▶ [待办事项]:
A - 根据呼吸系统疾病节选,2006年呼吸系统疾病(不包括肺癌)在农村的死亡病因中排第几位?
B - 将呼吸系统疾病节选中从“根据2006年全国部分城市及”到“仍是很大的,其防治任务艰巨。”的这一段重写一遍,并把其中的“病死率”替换为“死亡率”。
C - 请从呼吸系统疾病节选的最后一句之后接着往下写。

▶ [阅读节选]:
┏━━
根据2006年全国部分城市及农村前十位主要疾病死亡原因的统计数,呼吸系统疾病(不包括肺癌)在城市的死亡病因中占第四位(13.1%),在农村占第三位(16.4%)。由于大气污染、吸烟、工业经济发展导致的理化因子、生物因子吸人以及人口年龄老化等因素,使近年来呼吸系统疾病如肺癌、支气管哮喘的发病率明显增加,慢性阻塞性肺疾病居高不下(40岁以上人群中超过8%)。肺结核发病率虽有所控制,但近年又有增高趋势。肺血栓栓塞症已经构成了重要的医疗保健问题,肺动脉高压近年来也日益受到关注。肺部弥漫性间质纤维化及免疫低下性肺部感染等疾病发病率日渐增多。艾滋病的主要死亡原因为肺部感染,特别是卡氏肺囊虫肺炎。从2002年底以来,在我国及世界范围内暴发的传染性非典型肺炎(严重急性呼吸综合征,SARS)疫情,由于多发生于中青年,其传染性强,病死率高,又缺乏针对性的药物,因而引起了群众的恐慌,同时给国民经济造成巨大损失。目前在多个国家出现的人禽流感病死率超过60%。而禽流感病毒侵人体内主要的靶器官也是肺。这正说明呼吸系统疾病对我国人民健康危害仍是很大的,其防治任务艰巨。
盐酸氨溴索(AmbroxolHydrochloride)又称盐酸溴环己胺醇,化学名为反式-4-[(2-氨基3,5-二溴苄基)氨基]环已醇盐酸盐,它是祛痰药溴己新的活性代谢物(N-去甲基,环己基对位引入反式羟基),毒性低于溴己新,而活性高于溴己新。盐酸氨溴索是由德国勃林格殷格翰公司研发的黏液溶解剂,该药于20世纪80年代初首先在德国上市,随后在法国、意大利、日本、西班牙等许多国家相继上市,是新一代黏痰溶解剂,可以改善排痰,并具有促进肺表面活性物质和气道分泌及纤毛运动的作用。盐酸氨溴索在临床上可以调节黏液与黏浆分泌,活化纤毛摆动,易于稀释痰液,强化黏液向外运输,易于排出,它也可以促进肺表面活性物质合成,以维持肺泡张力,保证肺部功能指标;促进抗生素向组织渗透,以提高浓度,增强杀菌作用;抗氧化,减少炎性介质释放,以减轻炎症反应;与支气管解痉物质协同,以提高解痉药物的疗效。因此,该药在临床上可以广泛用于伴有呼吸道异常分泌的急慢性呼吸道疾患,特别是慢性支气管炎的祛痰治疗,新生儿呼吸窘迫症以及肺部手术的辅助治疗,具有毒性低、疗效确切、并能与抗生素并用产生良好的协同效果等优点,为最常用的祛痰药之一。近几年在我国主要城市的重点医院用药排名中,它一直居前。
┗━━
▶ [条目摘录]:
┏━━
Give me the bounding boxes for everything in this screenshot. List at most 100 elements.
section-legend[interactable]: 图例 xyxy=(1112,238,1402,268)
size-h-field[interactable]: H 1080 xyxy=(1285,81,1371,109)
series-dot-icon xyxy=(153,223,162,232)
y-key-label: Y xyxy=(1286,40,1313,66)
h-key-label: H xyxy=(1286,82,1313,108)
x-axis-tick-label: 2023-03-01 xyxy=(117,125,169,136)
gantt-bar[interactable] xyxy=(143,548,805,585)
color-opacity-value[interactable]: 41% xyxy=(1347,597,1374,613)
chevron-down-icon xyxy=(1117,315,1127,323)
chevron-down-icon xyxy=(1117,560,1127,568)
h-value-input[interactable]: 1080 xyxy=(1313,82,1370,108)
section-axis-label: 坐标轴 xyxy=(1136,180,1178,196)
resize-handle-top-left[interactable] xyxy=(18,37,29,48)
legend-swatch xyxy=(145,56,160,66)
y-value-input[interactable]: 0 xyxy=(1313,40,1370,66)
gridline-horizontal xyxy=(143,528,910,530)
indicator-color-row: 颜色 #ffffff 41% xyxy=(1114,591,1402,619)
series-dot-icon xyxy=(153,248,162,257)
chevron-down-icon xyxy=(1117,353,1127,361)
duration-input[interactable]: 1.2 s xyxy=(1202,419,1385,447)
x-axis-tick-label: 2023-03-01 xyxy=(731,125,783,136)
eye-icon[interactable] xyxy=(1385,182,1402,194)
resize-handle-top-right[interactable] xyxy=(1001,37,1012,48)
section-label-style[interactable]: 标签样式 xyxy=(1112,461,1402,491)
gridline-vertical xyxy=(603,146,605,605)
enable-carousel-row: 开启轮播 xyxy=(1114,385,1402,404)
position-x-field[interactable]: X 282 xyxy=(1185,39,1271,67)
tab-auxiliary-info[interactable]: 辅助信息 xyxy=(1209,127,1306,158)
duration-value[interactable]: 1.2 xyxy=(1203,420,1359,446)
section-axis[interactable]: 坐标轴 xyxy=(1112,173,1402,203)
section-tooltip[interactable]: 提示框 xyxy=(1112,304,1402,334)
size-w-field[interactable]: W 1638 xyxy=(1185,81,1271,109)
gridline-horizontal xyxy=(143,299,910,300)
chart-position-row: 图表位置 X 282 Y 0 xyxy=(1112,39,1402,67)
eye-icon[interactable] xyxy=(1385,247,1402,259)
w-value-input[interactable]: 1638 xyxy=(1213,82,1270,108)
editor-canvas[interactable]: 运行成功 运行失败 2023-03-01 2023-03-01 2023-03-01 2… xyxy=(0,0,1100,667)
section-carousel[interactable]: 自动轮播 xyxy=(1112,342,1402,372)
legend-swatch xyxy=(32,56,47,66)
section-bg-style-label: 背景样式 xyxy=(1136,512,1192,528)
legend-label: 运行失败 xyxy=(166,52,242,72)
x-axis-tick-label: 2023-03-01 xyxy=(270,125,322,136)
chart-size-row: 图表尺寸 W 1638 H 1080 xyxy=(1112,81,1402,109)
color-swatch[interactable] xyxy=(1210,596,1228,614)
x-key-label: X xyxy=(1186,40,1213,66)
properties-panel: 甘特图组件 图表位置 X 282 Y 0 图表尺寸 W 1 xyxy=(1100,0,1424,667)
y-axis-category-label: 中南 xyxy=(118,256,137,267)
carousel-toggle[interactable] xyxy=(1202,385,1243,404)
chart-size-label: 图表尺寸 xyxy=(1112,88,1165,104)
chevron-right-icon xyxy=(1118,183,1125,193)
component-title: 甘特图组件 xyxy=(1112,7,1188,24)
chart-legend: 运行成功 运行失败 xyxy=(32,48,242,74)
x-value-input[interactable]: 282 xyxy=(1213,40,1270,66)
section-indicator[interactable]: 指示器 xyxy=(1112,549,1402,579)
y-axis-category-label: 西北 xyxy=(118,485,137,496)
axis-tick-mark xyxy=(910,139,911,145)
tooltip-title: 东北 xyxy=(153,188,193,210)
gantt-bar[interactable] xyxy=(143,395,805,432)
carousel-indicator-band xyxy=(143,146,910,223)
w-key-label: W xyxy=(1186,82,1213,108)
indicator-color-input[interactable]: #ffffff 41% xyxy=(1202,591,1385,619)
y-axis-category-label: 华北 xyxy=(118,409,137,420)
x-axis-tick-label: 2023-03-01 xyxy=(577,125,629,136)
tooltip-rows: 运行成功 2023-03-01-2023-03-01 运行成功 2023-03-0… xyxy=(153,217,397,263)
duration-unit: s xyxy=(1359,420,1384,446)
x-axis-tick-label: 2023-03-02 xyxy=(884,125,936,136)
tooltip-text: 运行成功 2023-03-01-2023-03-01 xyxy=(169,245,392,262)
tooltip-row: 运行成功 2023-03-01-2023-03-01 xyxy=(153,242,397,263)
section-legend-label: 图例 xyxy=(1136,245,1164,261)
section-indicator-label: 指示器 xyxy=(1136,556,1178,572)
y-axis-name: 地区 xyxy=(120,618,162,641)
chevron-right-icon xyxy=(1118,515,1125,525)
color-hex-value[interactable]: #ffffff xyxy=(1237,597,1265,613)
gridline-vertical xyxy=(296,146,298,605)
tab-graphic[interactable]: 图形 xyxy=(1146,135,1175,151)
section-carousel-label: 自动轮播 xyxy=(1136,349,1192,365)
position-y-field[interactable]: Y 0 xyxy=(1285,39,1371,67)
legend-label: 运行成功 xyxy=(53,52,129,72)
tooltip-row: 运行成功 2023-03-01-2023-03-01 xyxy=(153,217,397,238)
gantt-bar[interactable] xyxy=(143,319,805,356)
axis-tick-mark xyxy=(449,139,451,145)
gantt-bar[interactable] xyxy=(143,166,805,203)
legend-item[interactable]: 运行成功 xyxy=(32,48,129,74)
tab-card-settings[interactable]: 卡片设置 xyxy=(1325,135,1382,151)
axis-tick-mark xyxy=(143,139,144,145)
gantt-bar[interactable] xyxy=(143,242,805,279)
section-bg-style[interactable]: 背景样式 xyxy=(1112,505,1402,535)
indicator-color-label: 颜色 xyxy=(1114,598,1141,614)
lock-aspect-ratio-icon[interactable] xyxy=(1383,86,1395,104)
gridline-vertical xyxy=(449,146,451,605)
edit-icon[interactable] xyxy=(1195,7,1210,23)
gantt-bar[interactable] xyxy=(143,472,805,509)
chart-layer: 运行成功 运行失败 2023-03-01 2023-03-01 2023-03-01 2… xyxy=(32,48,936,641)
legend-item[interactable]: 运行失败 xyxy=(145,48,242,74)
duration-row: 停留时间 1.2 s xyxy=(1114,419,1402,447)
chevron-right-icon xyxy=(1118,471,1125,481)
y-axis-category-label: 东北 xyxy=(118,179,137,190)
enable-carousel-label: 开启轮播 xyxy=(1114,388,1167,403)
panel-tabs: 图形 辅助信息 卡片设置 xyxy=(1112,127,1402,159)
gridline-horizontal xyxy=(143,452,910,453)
┗━━
▶ [任务答案]:
A - 第三位(占16.4%)。

B -
根据2006年全国部分城市及农村前十位主要疾病死亡原因的统计数,呼吸系统疾病(不包括肺癌)在城市的死亡病因中占第四位(13.1%),在农村占第三位(16.4%)。由于大气污染、吸烟、工业经济发展导致的理化因子、生物因子吸人以及人口年龄老化等因素,使近年来呼吸系统疾病如肺癌、支气管哮喘的发病率明显增加,慢性阻塞性肺疾病居高不下(40岁以上人群中超过8%)。肺结核发病率虽有所控制,但近年又有增高趋势。肺血栓栓塞症已经构成了重要的医疗保健问题,肺动脉高压近年来也日益受到关注。肺部弥漫性间质纤维化及免疫低下性肺部感染等疾病发病率日渐增多。艾滋病的主要死亡原因为肺部感染,特别是卡氏肺囊虫肺炎。从2002年底以来,在我国及世界范围内暴发的传染性非典型肺炎(严重急性呼吸综合征,SARS)疫情,由于多发生于中青年,其传染性强,死亡率高,又缺乏针对性的药物,因而引起了群众的恐慌,同时给国民经济造成巨大损失。目前在多个国家出现的人禽流感死亡率超过60%。而禽流感病毒侵人体内主要的靶器官也是肺。这正说明呼吸系统疾病对我国人民健康危害仍是很大的,其防治任务艰巨。

C -
硫酸沙丁胺醇(SalbutamolSulfate)又名舒喘灵,其主要成分是沙丁胺醇,化学名为1-(4-羟基-3-羟甲基苯基)-2-(叔丁胺基)乙醇,是一种高选择性的激动支气管平滑肌的β-肾上腺受体兴奋剂,使支气管平滑肌松弛,从而解除支气管平滑肌痉挛。对支气管扩张作用较强,而对心脏的β1-受体作用较弱,是目前较安全、最常用的平喘药。适用于防治支气管哮喘,喘息性支气管炎与肺气肿病人的支气管痉挛,缓解因支气管哮喘、慢性支气管炎和肺气肿等气道阻塞性疾病引起的呼吸困难等症状,其优点是起效快,可迅速改善病人症状,解痉、平喘、祛痰,缺点是作用不持久,仅仅起到缓解病人哮喘症状的作用;较长时间应用可导致β-受体向下调节,使患者出现对β受体激动剂失敏,甚至对哮喘治疗无效的耐药现象。
现有技术中已经存在含有盐酸氨溴索和硫酸沙丁胺醇的溶液剂和颗粒剂等剂型,但是未见散剂的报道。
此外,硫酸沙丁胺醇和盐酸氨溴索为活性成分在同一个最小制剂单位中,长期保存时,由于各成分间可能发生化学配伍变化,容易产生副产物,因此会降低效果或增加副作用,产品稳定性不够理想。
发明内容
考虑到盐酸氨溴索和硫酸沙丁胺醇的协同作用,本发明的目的即是提供一种安全有效,质量稳定,患者适应性强,效果显著,可有效治疗急慢性支气管炎和哮喘等呼吸系统疾病的氨溴索沙丁胺醇散剂。
在研究中,我们意外发现,在制剂的制备时适量地加入的泊洛沙姆188、葡甲胺和甘露醇,能够显著提高制剂中盐酸氨溴索和硫酸沙丁胺醇的稳定性和生物利用度,对于药品的临床使用具有重要意义。
本发明解决该技术问题的技术方案是:
一种氨溴索沙丁胺醇散剂,由下列重量的组分制成:
硫酸沙丁胺醇:8-10g;
盐酸氨溴索:15-20g;
泊洛沙姆188:8-10g;
葡甲胺:6-8g;
甘露醇:2-4g;
填充剂:500-600g;
润滑剂:适量。
优选处方为:
硫酸沙丁胺醇:10g;
盐酸氨溴索:20g;
泊洛沙姆188:8g;
葡甲胺:8g;
甘露醇:4g;
填充剂:600g;
润滑剂:适量。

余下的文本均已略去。